[GIVEN ENTRIES]:
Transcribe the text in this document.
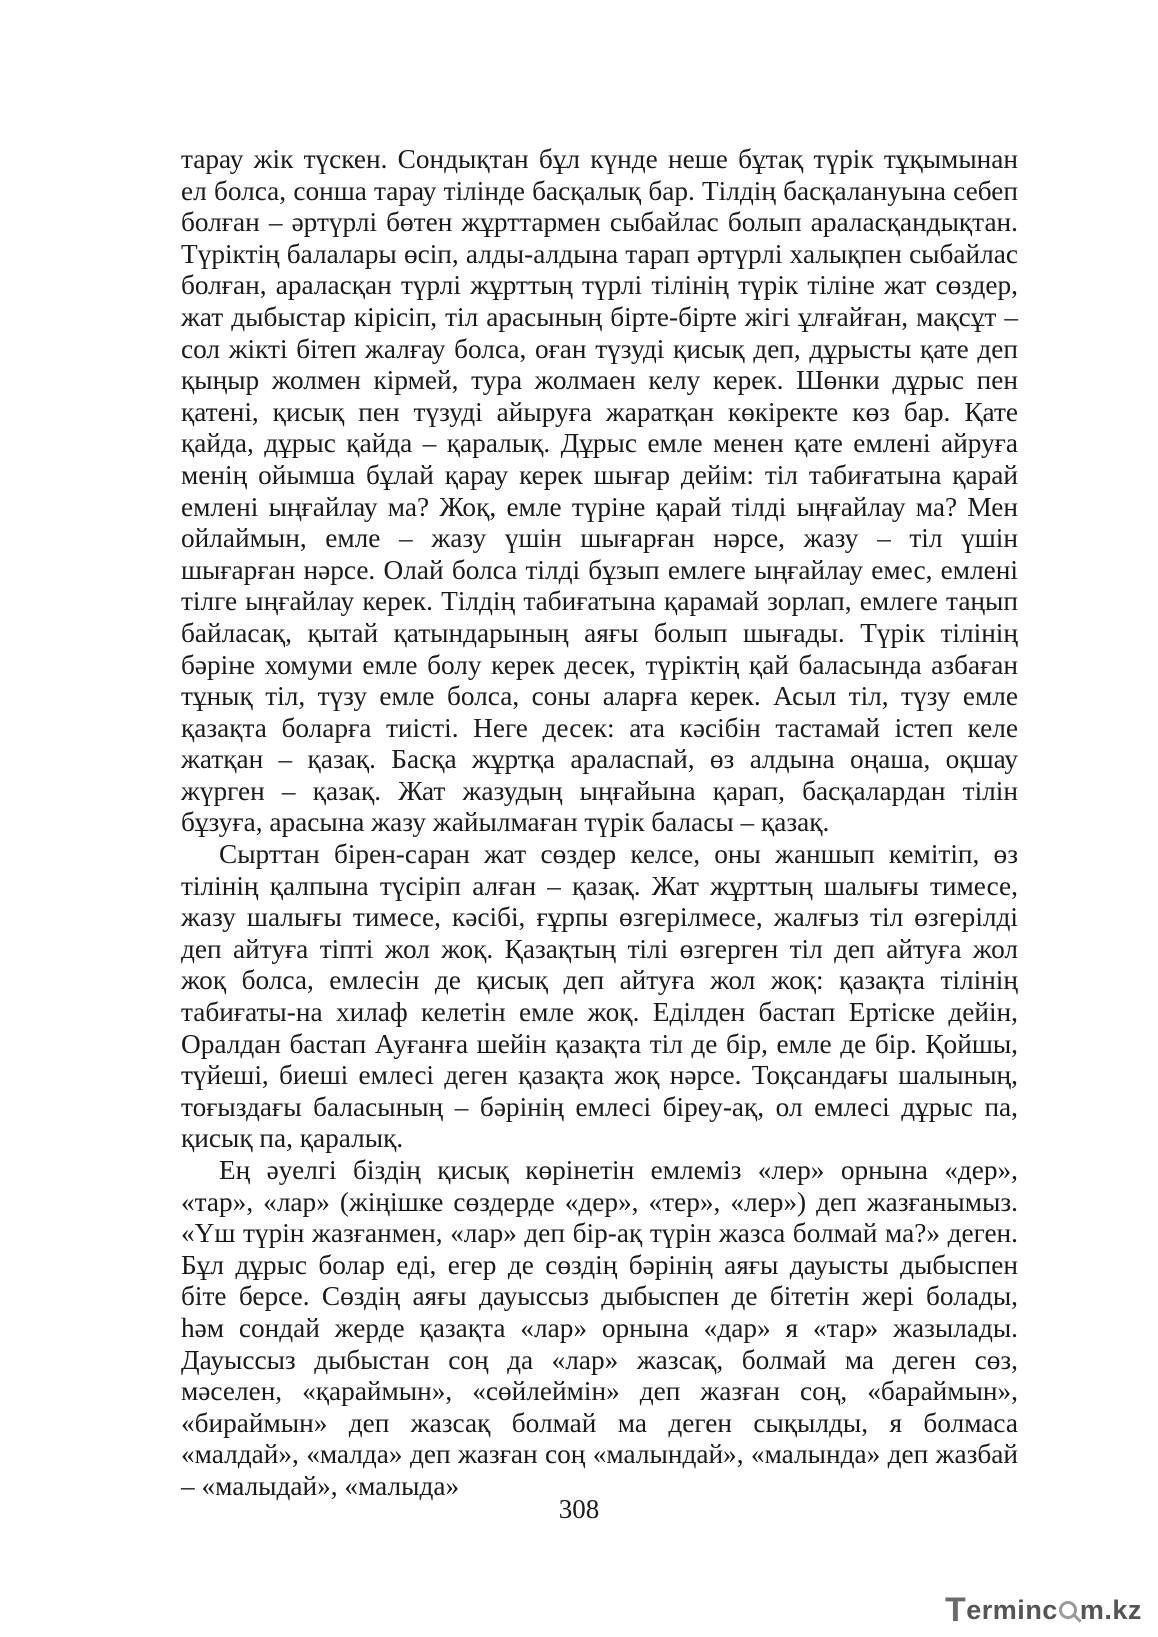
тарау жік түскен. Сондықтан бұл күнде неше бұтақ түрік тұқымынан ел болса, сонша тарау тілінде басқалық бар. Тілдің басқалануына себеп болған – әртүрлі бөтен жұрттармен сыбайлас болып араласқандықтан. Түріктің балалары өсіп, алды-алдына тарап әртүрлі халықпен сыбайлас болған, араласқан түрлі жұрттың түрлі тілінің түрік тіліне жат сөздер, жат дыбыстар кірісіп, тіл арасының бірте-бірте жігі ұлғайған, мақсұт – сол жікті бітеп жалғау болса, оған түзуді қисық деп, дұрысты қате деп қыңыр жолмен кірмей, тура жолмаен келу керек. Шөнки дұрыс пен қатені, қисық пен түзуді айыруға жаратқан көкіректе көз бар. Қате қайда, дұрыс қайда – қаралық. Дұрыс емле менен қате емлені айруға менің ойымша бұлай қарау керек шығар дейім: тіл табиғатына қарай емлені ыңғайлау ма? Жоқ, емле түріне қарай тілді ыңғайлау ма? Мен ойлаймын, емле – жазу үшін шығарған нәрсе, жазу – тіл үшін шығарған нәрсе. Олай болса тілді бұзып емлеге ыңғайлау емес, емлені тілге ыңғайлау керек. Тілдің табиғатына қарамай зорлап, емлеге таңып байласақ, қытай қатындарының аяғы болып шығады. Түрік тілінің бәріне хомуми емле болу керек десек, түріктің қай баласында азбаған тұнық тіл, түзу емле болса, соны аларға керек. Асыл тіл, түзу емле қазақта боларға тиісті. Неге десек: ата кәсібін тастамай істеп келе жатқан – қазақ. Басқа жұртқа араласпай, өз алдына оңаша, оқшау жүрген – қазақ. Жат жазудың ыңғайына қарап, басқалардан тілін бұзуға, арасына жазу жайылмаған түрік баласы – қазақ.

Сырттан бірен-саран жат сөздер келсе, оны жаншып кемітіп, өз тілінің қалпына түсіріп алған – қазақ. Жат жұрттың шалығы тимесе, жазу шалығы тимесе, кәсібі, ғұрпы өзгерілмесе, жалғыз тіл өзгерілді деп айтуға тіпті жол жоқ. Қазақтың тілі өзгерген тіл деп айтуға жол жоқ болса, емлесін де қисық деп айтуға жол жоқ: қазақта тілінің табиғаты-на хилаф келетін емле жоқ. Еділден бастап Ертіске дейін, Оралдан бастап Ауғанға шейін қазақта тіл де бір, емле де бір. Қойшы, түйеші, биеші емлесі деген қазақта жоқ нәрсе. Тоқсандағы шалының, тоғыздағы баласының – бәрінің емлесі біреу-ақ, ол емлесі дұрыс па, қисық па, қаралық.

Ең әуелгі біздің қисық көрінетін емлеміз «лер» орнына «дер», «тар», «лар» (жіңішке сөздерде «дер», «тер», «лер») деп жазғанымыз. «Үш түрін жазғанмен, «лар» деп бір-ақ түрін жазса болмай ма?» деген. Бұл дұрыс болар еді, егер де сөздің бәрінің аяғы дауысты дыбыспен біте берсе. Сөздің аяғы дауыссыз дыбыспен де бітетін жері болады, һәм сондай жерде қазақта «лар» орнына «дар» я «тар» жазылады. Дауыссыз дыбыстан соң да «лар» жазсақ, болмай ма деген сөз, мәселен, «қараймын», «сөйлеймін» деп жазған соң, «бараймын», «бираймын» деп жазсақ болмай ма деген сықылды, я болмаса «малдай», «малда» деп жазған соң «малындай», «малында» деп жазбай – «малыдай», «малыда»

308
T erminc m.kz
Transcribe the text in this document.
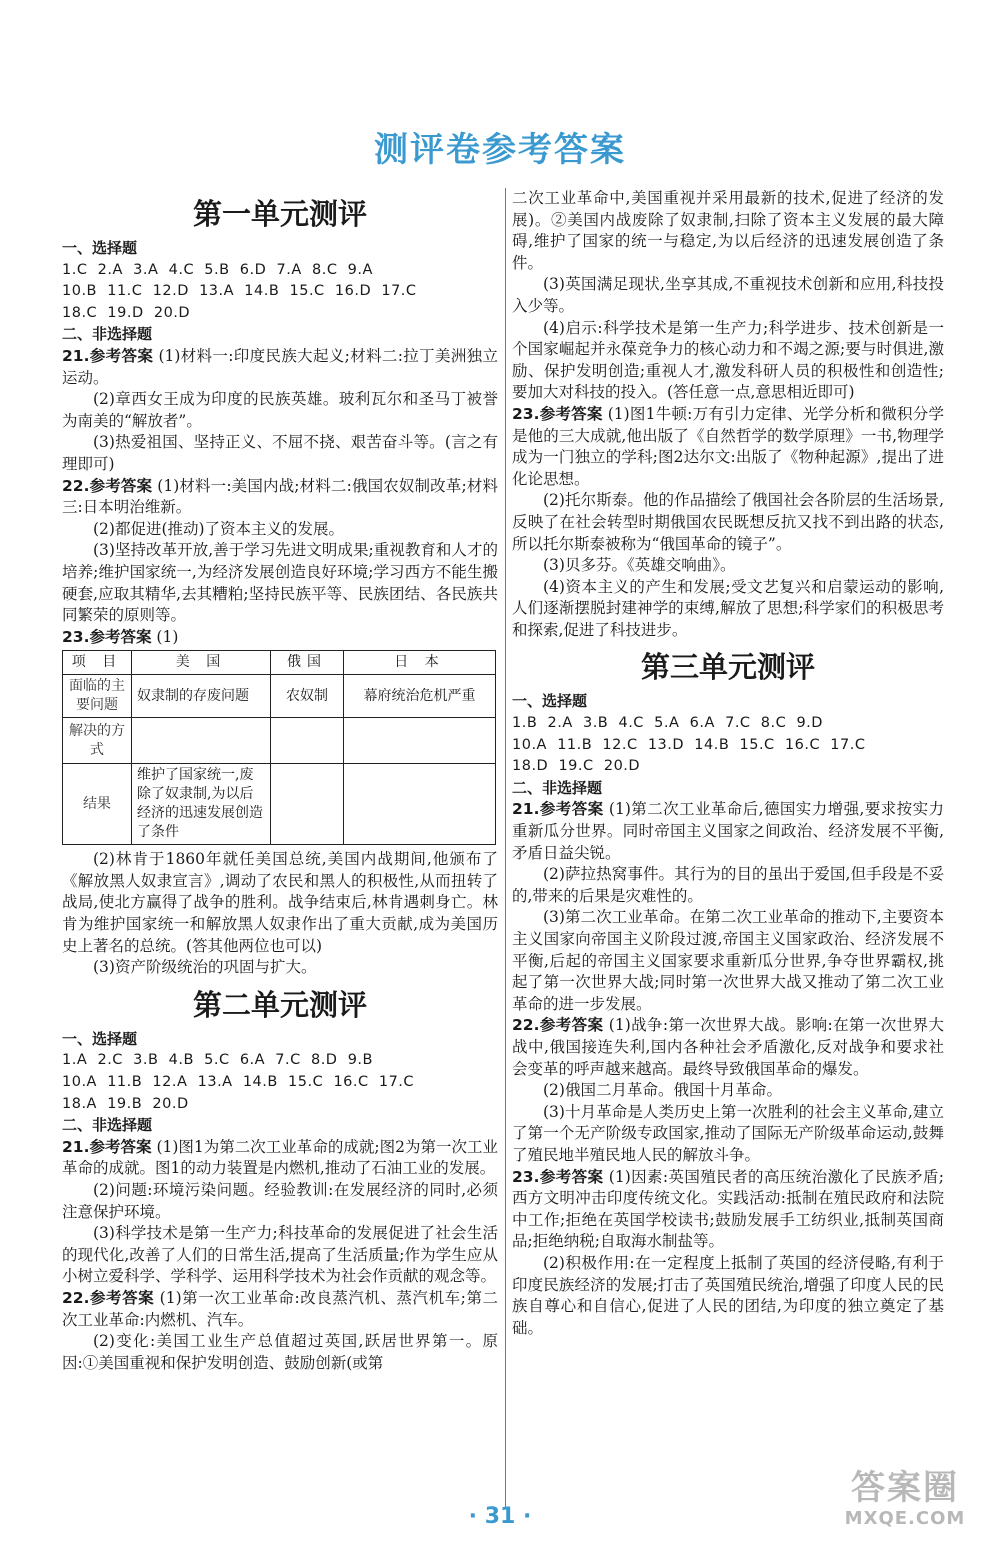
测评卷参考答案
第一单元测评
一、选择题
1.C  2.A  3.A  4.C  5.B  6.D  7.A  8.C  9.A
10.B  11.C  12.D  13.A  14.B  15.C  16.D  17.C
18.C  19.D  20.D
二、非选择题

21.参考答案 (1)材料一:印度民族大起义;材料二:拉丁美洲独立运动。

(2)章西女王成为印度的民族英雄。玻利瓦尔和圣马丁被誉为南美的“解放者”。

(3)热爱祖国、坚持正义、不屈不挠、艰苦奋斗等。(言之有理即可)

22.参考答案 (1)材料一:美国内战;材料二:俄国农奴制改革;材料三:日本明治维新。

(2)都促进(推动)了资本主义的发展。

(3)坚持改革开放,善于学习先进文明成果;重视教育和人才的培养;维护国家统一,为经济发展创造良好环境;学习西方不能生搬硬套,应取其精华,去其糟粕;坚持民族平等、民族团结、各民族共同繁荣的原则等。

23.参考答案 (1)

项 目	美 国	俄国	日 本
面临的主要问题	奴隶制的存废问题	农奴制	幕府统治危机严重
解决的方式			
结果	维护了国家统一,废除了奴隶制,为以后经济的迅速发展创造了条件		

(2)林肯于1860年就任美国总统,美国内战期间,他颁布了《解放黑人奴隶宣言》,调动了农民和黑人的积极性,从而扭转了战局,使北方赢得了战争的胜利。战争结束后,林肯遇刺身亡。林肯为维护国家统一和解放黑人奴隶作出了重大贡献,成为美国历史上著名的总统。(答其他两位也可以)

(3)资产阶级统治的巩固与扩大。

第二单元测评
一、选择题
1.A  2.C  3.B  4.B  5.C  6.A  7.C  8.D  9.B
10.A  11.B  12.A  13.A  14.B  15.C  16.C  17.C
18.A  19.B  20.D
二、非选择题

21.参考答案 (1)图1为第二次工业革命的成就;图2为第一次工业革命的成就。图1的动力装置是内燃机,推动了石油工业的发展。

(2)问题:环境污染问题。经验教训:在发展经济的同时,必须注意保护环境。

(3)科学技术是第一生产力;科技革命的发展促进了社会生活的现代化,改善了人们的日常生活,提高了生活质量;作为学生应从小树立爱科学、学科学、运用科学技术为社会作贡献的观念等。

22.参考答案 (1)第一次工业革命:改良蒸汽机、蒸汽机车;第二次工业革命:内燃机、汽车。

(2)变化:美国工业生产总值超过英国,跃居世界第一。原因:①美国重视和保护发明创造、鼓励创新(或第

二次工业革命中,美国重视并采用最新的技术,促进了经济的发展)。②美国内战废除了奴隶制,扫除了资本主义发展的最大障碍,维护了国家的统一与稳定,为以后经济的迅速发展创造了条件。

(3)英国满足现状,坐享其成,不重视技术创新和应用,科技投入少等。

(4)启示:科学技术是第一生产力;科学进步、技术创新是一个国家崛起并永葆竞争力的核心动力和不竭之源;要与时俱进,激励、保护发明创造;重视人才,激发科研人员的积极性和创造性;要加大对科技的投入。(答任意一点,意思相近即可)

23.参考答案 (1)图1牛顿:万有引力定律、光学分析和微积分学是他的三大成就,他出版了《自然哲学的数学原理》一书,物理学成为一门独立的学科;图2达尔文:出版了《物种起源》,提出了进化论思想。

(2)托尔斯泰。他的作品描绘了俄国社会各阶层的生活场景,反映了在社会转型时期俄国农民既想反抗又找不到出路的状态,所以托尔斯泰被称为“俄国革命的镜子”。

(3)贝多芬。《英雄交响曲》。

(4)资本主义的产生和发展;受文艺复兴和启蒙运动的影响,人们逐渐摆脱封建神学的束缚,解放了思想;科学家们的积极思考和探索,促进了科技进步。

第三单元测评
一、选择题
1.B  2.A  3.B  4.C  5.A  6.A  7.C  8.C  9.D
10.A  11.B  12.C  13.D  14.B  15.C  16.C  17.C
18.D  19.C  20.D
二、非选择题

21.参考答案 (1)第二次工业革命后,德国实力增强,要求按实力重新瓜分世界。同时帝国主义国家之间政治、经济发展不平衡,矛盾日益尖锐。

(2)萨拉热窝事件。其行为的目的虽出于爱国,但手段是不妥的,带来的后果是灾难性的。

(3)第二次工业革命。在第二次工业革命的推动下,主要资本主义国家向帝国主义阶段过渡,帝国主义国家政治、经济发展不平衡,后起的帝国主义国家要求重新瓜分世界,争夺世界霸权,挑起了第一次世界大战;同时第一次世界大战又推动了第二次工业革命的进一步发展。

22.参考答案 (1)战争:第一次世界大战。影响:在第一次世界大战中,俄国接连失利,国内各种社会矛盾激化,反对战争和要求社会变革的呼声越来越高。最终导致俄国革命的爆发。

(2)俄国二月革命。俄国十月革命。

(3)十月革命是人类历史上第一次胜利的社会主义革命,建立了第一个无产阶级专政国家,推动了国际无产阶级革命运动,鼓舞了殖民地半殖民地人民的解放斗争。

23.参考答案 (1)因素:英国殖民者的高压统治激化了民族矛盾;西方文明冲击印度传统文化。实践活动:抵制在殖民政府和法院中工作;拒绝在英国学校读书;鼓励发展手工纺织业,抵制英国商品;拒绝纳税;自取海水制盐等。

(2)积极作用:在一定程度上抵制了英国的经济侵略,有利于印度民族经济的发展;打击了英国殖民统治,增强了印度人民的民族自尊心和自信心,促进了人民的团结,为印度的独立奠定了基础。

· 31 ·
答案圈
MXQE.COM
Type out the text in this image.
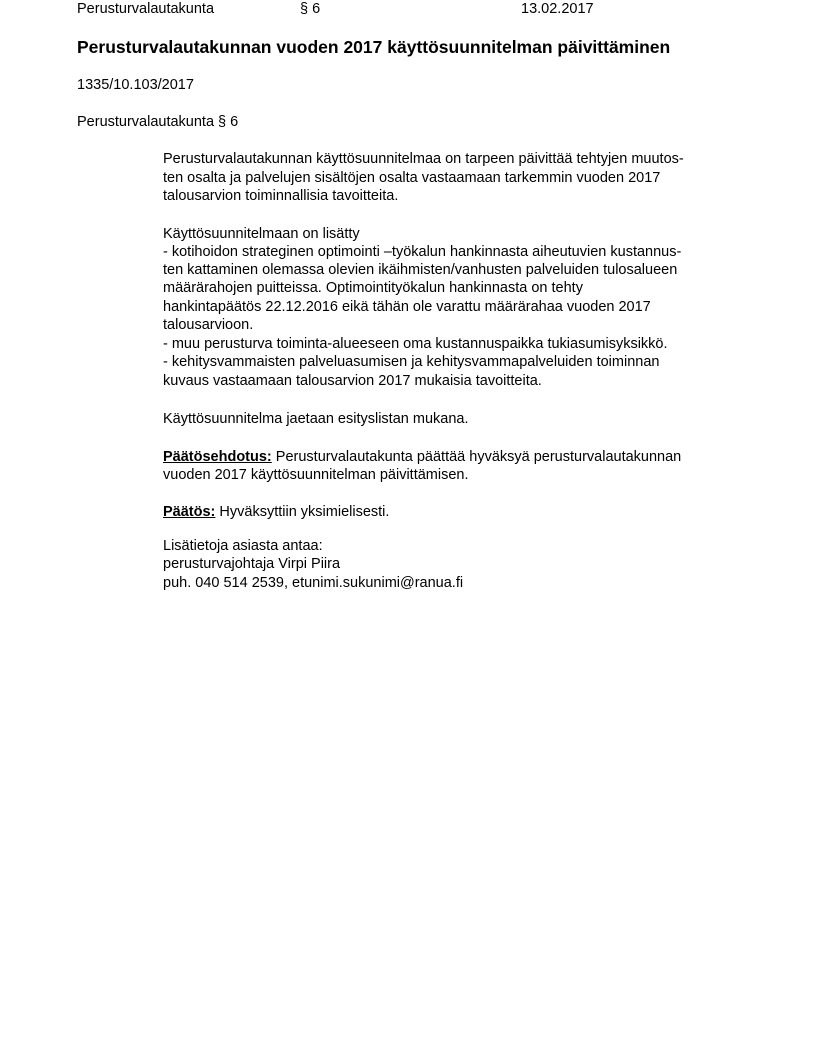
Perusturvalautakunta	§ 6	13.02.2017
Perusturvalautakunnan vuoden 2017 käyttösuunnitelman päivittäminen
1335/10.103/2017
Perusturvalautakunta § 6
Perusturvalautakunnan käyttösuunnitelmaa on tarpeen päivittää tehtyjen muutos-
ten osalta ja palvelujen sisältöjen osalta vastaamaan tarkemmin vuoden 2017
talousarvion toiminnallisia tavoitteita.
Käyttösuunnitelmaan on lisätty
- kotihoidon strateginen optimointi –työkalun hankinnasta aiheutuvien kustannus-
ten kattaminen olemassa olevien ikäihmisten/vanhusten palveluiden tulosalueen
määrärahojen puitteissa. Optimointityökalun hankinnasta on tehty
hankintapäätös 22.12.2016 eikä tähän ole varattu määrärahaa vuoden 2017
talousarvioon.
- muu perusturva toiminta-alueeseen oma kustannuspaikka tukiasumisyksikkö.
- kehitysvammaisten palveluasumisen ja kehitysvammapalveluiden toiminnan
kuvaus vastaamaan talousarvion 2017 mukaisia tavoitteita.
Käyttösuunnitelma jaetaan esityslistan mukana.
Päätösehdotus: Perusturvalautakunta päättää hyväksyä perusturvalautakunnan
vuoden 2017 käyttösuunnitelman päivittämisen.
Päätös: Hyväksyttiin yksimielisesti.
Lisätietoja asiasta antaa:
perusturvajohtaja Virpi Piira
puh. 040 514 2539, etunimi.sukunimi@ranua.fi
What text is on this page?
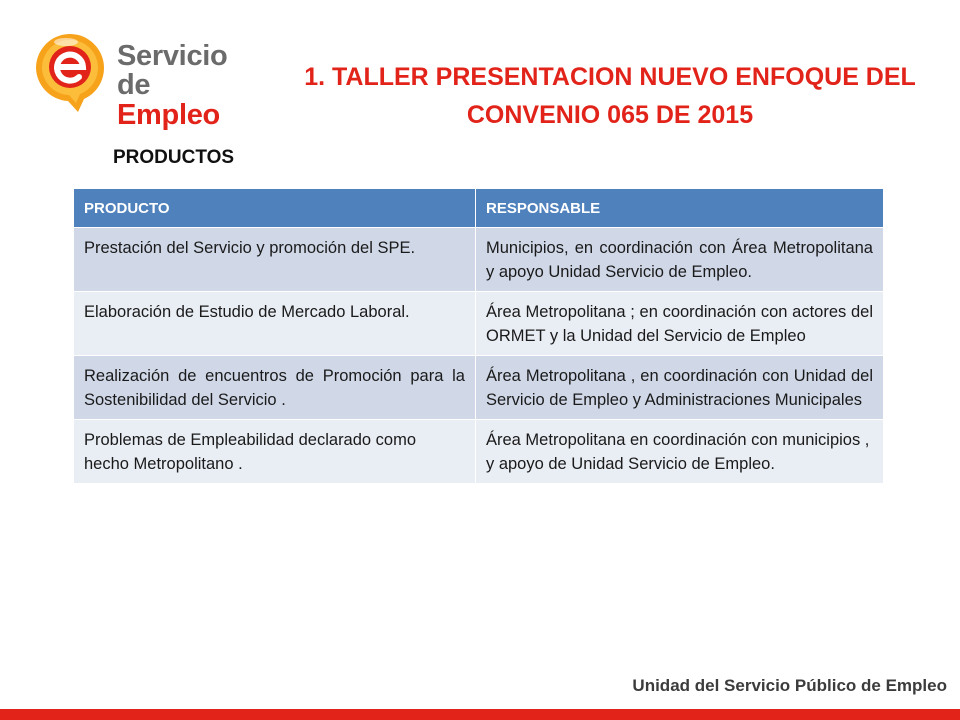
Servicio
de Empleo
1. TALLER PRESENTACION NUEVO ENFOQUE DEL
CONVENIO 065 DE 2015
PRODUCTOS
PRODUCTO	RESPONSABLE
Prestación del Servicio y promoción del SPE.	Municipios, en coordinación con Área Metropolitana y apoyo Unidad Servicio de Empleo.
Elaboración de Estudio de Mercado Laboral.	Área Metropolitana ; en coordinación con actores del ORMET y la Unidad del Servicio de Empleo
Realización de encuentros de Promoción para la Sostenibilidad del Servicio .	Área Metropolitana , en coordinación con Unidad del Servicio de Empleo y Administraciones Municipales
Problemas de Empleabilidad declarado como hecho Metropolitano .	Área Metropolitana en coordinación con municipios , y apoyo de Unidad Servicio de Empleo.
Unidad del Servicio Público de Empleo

[TASK STATEMENT]: Extract every line from the records above that contains the word "this".

[RESPONSE]:
Transcribe the text in this document.
Transcribe the text in this document.
Type out the text in this image.
What text is on this page?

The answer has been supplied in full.